─── Extrait retenu

J’ai repensé à cette histoire de la plus grande universalité du point de vue des hommes que m’avait affirmée avec conviction mon ancien ami. La question qui me vient, c’est comment, s’ils ne veulent rien savoir ni voir ni entendre de ce que nous vivons, s’ils oblitèrent nos expériences, les dénigrent, les rabaissent et… voire s’ils n’ont aucune conscience de ce que nous vivons, comment peuvent-ils s’imaginer avoir une vision et une voix plus universelle? Force est d’admettre que les femmes, qui vivent leur propre expérience du monde et sont en plus forcées de se soumettre à celle des hommes qui leur est présentée comme plus valide et plus importante, me semblent plus à même d’avoir une vision plus complète du réel et devoir faire preuve de plus d’empathie…. Je ne pense pas que le point de vue de qui que ce soit s’approche d’une quelconque plus grande universalité. Soyons clairs… mais quand même… faire abstraction de ce que vit la moitié de l’humanité parce que ça nous arrange de ne pas le savoir et en plus considérer ces personnes comme inférieures… ça n’a pas grand chose d’universel à mes yeux… même si c’est malheureusement très commun, oui.
Je suis allée voir ma tatoueuse hier. J’étais très heureuse de commencer un nouveau projet. Le vrai début wsh en mai, mais bon… c’est excitant déjà. Elle a pris des photos de mon corps afin de pouvoir dessiner le tatouage dessus à l’aide de sa tablette. J’ai encore une fois été surprise de ne pas me trouver laide et de ne pas être dégoûtée par la vision de mon corps. Je l’ai dit. Elle a dit que j’étais hot. J’ai répondu que je n’en étais pas encore là.
Ça peut surprendre des gens qui ne posent pas le même regard sur moi… mais ça n’est pas quelque chose de rationnelle. Je sais que des personnes peuvent me trouver belle, que des hommes peuvent me trouver attirante… À la fin, c’est mon regard qui doit un jour changer. Après les violences que j’ai vécues et les agressions sexuelles, une partie de moi continue à se sentir sale et dégoûtante même si je sais que c’est ridicule. C’est une autre des raisons pour lesquelles le truc à l’université m’a blessée. Parce que je ne le montre jamais. Qu’on puisse percevoir mon geste de le montrer en photo comme signifiant que je le trouve beau et que je suis narcissique est tellement loin de ce que je ressens pour mon corps que ça a ajouté une couche de honte de plus. Ça n’a clairement pas été l’expérience libératrice que j’espérais disons… Ça a juste été une expérience de honte supplémentaire.

──────
─── Données fournies

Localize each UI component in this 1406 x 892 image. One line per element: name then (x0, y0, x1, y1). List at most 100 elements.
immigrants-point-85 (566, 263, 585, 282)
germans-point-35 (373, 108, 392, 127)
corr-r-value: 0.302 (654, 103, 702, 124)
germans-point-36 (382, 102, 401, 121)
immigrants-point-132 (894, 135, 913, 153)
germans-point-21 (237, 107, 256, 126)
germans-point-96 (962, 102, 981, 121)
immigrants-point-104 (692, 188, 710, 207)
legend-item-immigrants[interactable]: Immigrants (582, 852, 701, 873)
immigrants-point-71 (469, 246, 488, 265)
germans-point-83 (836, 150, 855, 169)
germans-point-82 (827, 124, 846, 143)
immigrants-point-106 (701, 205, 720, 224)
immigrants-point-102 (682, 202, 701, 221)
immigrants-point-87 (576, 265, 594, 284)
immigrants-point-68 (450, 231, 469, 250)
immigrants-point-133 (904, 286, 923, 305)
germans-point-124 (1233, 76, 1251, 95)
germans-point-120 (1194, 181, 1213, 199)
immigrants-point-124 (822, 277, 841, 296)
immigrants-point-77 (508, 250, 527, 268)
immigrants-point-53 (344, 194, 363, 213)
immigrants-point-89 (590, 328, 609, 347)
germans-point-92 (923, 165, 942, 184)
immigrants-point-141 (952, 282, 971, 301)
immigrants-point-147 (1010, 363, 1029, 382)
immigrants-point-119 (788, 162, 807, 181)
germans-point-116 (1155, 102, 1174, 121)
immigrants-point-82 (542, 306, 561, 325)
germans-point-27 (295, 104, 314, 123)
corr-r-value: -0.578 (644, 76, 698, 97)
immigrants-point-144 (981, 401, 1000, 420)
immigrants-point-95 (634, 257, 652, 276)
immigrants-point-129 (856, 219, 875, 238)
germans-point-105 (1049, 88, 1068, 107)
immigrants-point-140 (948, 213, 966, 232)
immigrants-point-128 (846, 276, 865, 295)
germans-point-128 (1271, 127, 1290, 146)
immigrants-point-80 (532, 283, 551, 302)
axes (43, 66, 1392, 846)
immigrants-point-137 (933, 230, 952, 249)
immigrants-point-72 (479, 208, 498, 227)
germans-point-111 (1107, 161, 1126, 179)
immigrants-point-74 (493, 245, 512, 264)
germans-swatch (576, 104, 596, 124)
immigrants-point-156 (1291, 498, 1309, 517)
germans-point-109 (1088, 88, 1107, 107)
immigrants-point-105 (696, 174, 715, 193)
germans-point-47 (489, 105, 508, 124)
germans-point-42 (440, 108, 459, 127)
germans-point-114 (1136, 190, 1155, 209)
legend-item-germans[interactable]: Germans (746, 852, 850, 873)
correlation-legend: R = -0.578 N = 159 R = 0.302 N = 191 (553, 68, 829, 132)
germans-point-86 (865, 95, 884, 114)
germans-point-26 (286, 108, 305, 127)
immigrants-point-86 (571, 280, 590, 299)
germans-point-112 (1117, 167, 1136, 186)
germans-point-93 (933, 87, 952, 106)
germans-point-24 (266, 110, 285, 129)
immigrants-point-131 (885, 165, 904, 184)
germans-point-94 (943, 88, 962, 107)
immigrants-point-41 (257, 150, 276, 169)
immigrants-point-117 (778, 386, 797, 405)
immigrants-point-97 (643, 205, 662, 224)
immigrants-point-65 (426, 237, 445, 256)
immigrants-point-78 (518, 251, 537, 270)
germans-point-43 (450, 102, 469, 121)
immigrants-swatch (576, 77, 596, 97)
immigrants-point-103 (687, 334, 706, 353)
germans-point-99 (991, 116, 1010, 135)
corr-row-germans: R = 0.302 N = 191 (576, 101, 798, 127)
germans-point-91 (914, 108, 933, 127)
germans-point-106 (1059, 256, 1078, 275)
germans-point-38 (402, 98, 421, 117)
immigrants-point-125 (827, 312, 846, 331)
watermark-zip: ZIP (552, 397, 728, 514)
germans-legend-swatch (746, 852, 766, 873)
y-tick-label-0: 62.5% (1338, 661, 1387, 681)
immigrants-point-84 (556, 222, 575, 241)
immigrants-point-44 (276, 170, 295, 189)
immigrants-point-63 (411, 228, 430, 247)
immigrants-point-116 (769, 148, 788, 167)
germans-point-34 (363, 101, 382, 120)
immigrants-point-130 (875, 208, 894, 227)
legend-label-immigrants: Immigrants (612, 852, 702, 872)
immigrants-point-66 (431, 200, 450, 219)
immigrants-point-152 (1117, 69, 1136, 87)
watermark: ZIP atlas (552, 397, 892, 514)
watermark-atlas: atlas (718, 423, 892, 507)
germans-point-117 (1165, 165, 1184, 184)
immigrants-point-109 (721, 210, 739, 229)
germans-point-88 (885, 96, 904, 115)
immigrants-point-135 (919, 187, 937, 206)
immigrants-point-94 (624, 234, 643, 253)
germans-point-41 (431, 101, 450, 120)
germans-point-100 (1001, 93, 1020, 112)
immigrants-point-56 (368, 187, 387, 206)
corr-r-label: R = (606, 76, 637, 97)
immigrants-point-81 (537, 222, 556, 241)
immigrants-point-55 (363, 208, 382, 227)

──────

Consignes de travail —
Reproduisez à l'identique le passage de l'extrait retenu qui commence à « Je suis allée » et se termine à « pas encore là. ». Les entrées ne sont d'aucune utilité pour ce travail.

Résultat ci-dessous —
Je suis allée voir ma tatoueuse hier. J’étais très heureuse de commencer un nouveau projet. Le vrai début wsh en mai, mais bon… c’est excitant déjà. Elle a pris des photos de mon corps afin de pouvoir dessiner le tatouage dessus à l’aide de sa tablette. J’ai encore une fois été surprise de ne pas me trouver laide et de ne pas être dégoûtée par la vision de mon corps. Je l’ai dit. Elle a dit que j’étais hot. J’ai répondu que je n’en étais pas encore là.